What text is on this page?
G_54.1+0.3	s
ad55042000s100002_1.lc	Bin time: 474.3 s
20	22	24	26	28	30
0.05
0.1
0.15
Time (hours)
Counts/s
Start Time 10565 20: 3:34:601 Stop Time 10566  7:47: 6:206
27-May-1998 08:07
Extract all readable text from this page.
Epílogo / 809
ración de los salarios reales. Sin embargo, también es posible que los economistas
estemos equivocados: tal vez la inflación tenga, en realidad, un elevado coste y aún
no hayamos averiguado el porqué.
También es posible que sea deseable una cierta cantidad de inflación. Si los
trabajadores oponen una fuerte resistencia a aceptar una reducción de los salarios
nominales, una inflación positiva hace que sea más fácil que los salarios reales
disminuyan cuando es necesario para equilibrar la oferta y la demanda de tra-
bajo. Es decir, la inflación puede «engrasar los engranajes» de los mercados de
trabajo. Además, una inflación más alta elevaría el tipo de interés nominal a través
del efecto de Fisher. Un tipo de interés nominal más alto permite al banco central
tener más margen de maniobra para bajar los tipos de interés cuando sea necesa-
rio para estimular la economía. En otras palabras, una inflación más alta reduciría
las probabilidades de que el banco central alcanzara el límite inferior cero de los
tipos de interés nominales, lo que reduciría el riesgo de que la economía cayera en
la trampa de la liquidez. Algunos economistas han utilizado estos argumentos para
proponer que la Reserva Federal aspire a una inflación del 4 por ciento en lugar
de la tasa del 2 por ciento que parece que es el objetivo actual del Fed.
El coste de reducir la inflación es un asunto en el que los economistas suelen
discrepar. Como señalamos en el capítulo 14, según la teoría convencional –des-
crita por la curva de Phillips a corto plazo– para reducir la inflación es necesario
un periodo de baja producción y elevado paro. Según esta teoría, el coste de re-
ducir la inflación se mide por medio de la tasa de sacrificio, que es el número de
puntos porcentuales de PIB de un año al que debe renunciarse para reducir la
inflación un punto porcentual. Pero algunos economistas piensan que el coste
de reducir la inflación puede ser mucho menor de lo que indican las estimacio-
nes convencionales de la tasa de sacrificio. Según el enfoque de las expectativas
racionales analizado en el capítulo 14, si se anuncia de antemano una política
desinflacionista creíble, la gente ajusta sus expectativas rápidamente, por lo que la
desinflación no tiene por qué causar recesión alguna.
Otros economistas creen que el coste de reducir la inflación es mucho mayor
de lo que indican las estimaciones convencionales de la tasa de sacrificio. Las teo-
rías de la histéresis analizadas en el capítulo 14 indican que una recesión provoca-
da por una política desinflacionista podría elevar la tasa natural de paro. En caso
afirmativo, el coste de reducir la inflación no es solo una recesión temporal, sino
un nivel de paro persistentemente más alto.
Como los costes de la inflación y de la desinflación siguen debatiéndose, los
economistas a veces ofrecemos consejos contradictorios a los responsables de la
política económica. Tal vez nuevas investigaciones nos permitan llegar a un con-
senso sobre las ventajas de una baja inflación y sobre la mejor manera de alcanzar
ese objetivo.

------------------------

> Problem description
Scan the listing above for the word "sacrificio" and show each line where it is found.

> Written reply
ducir la inflación se mide por medio de la tasa de sacrificio, que es el número de
nes convencionales de la tasa de sacrificio. Según el enfoque de las expectativas
de lo que indican las estimaciones convencionales de la tasa de sacrificio. Las teo-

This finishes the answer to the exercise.